_Work to be completed_. Single out each line with the word "data" and copy it.

_Raw records_.
------------
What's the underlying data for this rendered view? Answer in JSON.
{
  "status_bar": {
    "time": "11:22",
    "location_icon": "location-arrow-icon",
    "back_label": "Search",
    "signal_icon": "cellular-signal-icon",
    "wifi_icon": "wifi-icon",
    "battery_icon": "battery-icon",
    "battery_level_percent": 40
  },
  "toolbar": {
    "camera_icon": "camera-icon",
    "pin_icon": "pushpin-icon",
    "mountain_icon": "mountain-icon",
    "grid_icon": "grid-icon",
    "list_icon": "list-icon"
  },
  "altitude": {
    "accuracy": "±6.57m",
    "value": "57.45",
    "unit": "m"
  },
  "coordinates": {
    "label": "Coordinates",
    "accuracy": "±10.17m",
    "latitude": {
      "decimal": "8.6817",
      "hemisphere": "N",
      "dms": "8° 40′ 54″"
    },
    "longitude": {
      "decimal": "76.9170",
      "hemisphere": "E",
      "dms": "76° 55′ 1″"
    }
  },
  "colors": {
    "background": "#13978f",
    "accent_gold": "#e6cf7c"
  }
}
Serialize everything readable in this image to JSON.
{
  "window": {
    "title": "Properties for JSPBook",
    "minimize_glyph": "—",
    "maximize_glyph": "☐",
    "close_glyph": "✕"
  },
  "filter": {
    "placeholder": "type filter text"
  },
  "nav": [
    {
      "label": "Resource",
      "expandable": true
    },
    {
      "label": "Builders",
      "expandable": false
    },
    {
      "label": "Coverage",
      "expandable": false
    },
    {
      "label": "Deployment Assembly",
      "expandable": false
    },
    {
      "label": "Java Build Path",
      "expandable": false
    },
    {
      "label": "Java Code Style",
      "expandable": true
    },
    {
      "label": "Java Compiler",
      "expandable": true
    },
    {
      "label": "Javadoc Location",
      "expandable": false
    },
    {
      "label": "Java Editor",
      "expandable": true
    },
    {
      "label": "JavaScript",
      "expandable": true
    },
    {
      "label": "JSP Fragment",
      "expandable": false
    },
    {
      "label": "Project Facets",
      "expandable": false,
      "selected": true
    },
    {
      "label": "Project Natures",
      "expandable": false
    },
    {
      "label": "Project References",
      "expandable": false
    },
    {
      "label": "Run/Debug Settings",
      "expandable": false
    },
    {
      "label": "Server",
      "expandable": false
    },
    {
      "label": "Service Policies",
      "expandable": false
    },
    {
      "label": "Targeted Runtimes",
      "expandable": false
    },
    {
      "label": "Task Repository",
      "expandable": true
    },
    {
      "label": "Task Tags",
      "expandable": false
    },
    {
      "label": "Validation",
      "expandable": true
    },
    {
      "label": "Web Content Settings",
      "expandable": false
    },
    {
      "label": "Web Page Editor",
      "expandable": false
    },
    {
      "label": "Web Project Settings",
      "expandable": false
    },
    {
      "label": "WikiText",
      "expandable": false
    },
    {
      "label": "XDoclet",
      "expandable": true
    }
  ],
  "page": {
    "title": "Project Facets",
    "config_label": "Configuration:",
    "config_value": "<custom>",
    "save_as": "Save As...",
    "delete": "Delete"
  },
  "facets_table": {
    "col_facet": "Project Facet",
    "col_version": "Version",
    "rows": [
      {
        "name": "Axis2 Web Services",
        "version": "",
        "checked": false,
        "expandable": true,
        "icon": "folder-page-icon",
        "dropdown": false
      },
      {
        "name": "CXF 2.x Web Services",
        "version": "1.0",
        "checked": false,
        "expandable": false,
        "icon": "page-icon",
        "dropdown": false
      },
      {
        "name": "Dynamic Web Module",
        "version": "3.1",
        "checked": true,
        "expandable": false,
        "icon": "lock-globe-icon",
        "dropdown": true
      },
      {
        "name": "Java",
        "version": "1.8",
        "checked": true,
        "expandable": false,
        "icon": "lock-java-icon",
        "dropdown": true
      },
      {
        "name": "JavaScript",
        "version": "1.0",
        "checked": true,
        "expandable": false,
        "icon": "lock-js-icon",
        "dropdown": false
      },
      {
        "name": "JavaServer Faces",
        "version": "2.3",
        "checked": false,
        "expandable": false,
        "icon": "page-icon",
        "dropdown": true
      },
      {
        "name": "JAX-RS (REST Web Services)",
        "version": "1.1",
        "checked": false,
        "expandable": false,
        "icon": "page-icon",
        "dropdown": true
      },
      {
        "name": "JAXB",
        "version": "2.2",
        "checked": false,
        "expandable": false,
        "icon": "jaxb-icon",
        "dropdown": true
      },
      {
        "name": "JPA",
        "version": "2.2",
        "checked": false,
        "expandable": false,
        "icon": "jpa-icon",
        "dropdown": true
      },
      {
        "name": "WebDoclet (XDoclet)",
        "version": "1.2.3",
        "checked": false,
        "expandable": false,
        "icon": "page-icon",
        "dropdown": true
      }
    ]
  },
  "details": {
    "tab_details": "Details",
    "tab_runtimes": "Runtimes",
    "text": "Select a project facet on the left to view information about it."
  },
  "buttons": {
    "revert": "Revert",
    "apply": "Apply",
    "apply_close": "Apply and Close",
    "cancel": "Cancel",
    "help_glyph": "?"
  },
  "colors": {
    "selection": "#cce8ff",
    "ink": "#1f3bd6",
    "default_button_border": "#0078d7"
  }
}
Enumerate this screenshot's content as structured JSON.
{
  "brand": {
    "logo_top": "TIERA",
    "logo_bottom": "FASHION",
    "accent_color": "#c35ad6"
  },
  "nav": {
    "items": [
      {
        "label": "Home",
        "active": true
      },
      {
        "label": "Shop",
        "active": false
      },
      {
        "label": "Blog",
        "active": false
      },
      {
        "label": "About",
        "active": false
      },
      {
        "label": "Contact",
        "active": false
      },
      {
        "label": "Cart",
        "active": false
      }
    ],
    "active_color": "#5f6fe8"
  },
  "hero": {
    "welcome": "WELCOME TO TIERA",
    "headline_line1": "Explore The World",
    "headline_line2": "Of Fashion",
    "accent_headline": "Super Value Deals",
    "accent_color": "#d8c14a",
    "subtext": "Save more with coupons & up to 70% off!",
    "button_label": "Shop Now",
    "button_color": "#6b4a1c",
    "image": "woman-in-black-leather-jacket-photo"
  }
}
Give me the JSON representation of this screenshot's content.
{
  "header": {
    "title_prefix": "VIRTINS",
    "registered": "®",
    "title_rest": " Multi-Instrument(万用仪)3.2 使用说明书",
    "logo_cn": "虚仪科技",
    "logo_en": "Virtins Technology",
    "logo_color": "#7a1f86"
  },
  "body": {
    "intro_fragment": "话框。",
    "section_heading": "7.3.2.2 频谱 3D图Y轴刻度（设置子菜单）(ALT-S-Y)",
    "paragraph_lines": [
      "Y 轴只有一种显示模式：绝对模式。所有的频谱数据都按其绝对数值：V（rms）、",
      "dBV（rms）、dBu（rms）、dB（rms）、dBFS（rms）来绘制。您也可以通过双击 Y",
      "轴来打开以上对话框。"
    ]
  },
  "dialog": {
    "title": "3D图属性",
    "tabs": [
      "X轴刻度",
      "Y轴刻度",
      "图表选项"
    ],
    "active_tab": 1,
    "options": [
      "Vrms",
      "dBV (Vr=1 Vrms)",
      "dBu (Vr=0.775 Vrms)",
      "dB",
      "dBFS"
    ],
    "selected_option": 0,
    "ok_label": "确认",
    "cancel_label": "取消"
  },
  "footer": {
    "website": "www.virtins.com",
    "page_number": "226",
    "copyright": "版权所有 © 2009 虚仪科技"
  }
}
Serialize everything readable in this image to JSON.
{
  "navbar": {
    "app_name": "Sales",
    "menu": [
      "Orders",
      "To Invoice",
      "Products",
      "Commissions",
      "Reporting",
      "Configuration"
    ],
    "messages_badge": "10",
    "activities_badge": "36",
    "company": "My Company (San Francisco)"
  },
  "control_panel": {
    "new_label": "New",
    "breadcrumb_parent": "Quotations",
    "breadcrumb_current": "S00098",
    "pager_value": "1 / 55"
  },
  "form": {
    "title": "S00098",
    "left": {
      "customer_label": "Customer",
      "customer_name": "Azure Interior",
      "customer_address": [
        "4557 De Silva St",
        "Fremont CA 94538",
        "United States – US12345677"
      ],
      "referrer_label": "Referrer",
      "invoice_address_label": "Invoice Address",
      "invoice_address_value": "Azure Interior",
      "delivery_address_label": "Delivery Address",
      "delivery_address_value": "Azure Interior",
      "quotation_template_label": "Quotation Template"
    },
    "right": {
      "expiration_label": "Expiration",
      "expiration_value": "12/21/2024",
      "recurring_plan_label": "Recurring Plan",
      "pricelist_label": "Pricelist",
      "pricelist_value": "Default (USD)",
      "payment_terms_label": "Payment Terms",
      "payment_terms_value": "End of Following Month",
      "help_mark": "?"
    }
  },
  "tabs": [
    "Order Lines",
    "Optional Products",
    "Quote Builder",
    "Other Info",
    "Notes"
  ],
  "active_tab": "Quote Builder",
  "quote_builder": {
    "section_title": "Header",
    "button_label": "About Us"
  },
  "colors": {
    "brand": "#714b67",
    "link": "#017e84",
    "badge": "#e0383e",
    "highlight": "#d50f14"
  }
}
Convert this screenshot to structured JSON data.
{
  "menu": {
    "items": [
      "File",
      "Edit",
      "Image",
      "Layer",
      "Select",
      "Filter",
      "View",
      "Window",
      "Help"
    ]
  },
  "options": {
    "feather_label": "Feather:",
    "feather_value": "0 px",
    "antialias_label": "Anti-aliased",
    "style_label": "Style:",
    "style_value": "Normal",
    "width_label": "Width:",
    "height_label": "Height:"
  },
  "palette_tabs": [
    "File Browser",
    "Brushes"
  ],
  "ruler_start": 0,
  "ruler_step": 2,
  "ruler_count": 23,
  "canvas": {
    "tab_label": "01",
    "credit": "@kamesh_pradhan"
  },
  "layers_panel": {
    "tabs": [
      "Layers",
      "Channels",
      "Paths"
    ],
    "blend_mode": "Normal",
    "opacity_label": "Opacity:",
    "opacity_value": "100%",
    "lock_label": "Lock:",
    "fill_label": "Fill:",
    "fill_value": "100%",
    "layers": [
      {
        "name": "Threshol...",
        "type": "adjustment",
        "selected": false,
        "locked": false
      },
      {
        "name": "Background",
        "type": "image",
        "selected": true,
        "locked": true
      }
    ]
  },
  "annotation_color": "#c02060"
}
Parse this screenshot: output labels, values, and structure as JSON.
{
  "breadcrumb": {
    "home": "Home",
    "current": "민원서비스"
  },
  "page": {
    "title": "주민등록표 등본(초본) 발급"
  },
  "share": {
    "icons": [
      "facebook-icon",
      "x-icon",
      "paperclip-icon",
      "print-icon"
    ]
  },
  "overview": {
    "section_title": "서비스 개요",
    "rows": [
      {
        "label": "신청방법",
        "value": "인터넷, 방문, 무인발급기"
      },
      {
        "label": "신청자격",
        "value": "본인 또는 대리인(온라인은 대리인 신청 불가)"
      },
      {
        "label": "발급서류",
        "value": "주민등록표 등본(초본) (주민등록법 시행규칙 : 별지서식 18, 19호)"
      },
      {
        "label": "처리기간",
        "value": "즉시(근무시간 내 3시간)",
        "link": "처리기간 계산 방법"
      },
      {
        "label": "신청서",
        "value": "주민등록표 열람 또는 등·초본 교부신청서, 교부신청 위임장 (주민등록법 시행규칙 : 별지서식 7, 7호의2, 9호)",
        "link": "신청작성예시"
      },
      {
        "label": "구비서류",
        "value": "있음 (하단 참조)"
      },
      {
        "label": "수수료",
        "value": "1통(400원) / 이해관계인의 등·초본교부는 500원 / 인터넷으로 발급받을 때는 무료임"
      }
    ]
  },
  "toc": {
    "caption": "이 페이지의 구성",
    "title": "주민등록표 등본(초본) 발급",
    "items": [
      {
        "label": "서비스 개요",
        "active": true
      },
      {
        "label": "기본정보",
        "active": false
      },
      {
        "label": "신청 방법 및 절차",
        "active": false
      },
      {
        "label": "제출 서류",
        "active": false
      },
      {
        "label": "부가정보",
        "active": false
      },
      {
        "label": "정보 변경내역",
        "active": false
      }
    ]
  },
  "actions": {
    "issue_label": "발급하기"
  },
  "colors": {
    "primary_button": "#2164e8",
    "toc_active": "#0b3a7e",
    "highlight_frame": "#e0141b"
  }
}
------------
_Finished answer_.
What's the underlying data for this rendered view? Answer in JSON.
Convert this screenshot to structured JSON data.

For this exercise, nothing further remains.